-- START --

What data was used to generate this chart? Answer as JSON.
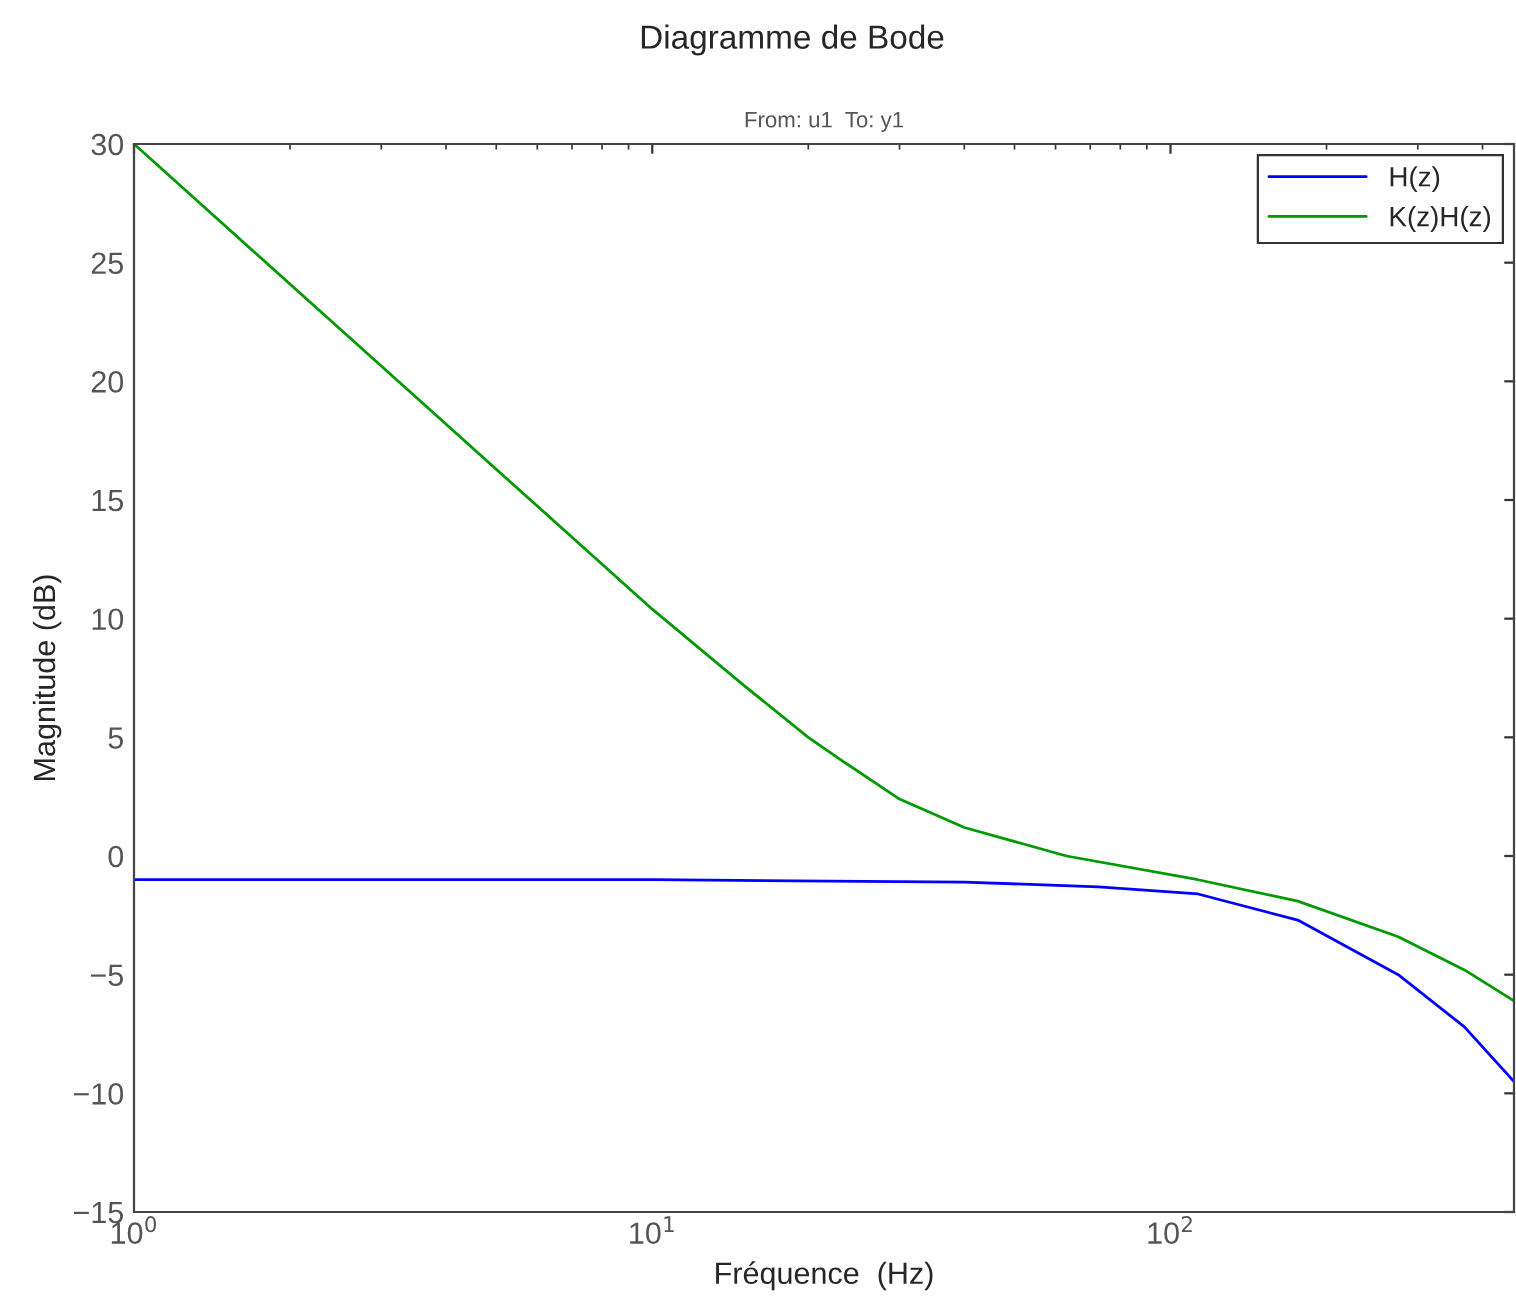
{
  "chart_data": {
    "type": "line",
    "title": "Diagramme de Bode",
    "subtitle": "From: u1  To: y1",
    "xlabel": "Fréquence  (Hz)",
    "ylabel": "Magnitude (dB)",
    "log": "x",
    "xlim": [
      1,
      460
    ],
    "ylim": [
      -15,
      30
    ],
    "xticks": [
      {
        "value": 1,
        "label": "10$^{0}$"
      },
      {
        "value": 10,
        "label": "10$^{1}$"
      },
      {
        "value": 100,
        "label": "10$^{2}$"
      }
    ],
    "yticks": [
      {
        "value": -15,
        "label": "−15"
      },
      {
        "value": -10,
        "label": "−10"
      },
      {
        "value": -5,
        "label": "−5"
      },
      0,
      5,
      10,
      15,
      20,
      25,
      30
    ],
    "grid": false,
    "legend": "top right",
    "series": [
      {
        "name": "H(z)",
        "color": "#0000ff",
        "x": [
          1,
          10,
          40,
          72.6,
          113,
          176,
          275,
          369,
          460
        ],
        "values": [
          -1.0,
          -1.0,
          -1.1,
          -1.3,
          -1.6,
          -2.7,
          -5.0,
          -7.2,
          -9.5
        ]
      },
      {
        "name": "K(z)H(z)",
        "color": "#009900",
        "x": [
          1,
          3.16,
          10,
          15,
          20,
          23.3,
          30,
          40,
          63,
          113,
          176,
          275,
          369,
          460
        ],
        "values": [
          30,
          20.2,
          10.4,
          7.2,
          5.0,
          4.0,
          2.4,
          1.2,
          0.0,
          -1.0,
          -1.9,
          -3.4,
          -4.8,
          -6.1
        ]
      }
    ]
  }
}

-- END --

Can you repeat every record above exactly, apart from the pictures?

What data was used to generate this chart? Answer as JSON.
{
  "chart_data": {
    "type": "line",
    "title": "Diagramme de Bode",
    "subtitle": "From: u1  To: y1",
    "xlabel": "Fréquence  (Hz)",
    "ylabel": "Magnitude (dB)",
    "log": "x",
    "xlim": [
      1,
      460
    ],
    "ylim": [
      -15,
      30
    ],
    "xticks": [
      {
        "value": 1,
        "label": "10$^{0}$"
      },
      {
        "value": 10,
        "label": "10$^{1}$"
      },
      {
        "value": 100,
        "label": "10$^{2}$"
      }
    ],
    "yticks": [
      {
        "value": -15,
        "label": "−15"
      },
      {
        "value": -10,
        "label": "−10"
      },
      {
        "value": -5,
        "label": "−5"
      },
      0,
      5,
      10,
      15,
      20,
      25,
      30
    ],
    "grid": false,
    "legend": "top right",
    "series": [
      {
        "name": "H(z)",
        "color": "#0000ff",
        "x": [
          1,
          10,
          40,
          72.6,
          113,
          176,
          275,
          369,
          460
        ],
        "values": [
          -1.0,
          -1.0,
          -1.1,
          -1.3,
          -1.6,
          -2.7,
          -5.0,
          -7.2,
          -9.5
        ]
      },
      {
        "name": "K(z)H(z)",
        "color": "#009900",
        "x": [
          1,
          3.16,
          10,
          15,
          20,
          23.3,
          30,
          40,
          63,
          113,
          176,
          275,
          369,
          460
        ],
        "values": [
          30,
          20.2,
          10.4,
          7.2,
          5.0,
          4.0,
          2.4,
          1.2,
          0.0,
          -1.0,
          -1.9,
          -3.4,
          -4.8,
          -6.1
        ]
      }
    ]
  }
}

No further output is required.